YOUR OBJECTIVE
Repeat each line of the material exactly.
++++ MATERIAL SUPPLIED
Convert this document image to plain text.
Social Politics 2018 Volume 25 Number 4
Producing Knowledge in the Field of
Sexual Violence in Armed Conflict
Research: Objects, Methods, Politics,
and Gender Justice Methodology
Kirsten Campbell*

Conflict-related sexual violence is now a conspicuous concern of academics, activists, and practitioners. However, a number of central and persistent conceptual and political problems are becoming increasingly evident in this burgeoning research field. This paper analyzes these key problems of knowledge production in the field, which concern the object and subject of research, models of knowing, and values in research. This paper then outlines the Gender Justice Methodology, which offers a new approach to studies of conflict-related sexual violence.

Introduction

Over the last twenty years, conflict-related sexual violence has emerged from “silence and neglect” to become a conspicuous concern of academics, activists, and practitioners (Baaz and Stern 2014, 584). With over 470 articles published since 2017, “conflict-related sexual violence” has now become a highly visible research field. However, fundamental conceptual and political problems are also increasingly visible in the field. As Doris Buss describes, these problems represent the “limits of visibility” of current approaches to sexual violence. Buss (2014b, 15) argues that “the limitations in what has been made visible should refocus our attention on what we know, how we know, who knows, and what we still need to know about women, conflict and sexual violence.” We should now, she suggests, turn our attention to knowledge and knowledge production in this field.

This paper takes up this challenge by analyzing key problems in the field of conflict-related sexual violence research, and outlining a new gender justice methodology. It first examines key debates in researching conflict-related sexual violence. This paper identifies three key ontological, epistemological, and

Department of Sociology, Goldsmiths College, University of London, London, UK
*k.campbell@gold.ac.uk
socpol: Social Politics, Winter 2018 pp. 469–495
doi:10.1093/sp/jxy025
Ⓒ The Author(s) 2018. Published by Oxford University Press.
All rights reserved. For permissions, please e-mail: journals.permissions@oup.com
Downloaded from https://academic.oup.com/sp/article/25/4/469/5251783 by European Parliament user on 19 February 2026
++++++++
SOLUTION TO THE EXERCISE
Convert this document image to plain text.
Social Politics 2018 Volume 25 Number 4
Producing Knowledge in the Field of
Sexual Violence in Armed Conflict
Research: Objects, Methods, Politics,
and Gender Justice Methodology
Kirsten Campbell*

Conflict-related sexual violence is now a conspicuous concern of academics, activists, and practitioners. However, a number of central and persistent conceptual and political problems are becoming increasingly evident in this burgeoning research field. This paper analyzes these key problems of knowledge production in the field, which concern the object and subject of research, models of knowing, and values in research. This paper then outlines the Gender Justice Methodology, which offers a new approach to studies of conflict-related sexual violence.

Introduction

Over the last twenty years, conflict-related sexual violence has emerged from “silence and neglect” to become a conspicuous concern of academics, activists, and practitioners (Baaz and Stern 2014, 584). With over 470 articles published since 2017, “conflict-related sexual violence” has now become a highly visible research field. However, fundamental conceptual and political problems are also increasingly visible in the field. As Doris Buss describes, these problems represent the “limits of visibility” of current approaches to sexual violence. Buss (2014b, 15) argues that “the limitations in what has been made visible should refocus our attention on what we know, how we know, who knows, and what we still need to know about women, conflict and sexual violence.” We should now, she suggests, turn our attention to knowledge and knowledge production in this field.

This paper takes up this challenge by analyzing key problems in the field of conflict-related sexual violence research, and outlining a new gender justice methodology. It first examines key debates in researching conflict-related sexual violence. This paper identifies three key ontological, epistemological, and

Department of Sociology, Goldsmiths College, University of London, London, UK
*k.campbell@gold.ac.uk
socpol: Social Politics, Winter 2018 pp. 469–495
doi:10.1093/sp/jxy025
Ⓒ The Author(s) 2018. Published by Oxford University Press.
All rights reserved. For permissions, please e-mail: journals.permissions@oup.com
Downloaded from https://academic.oup.com/sp/article/25/4/469/5251783 by European Parliament user on 19 February 2026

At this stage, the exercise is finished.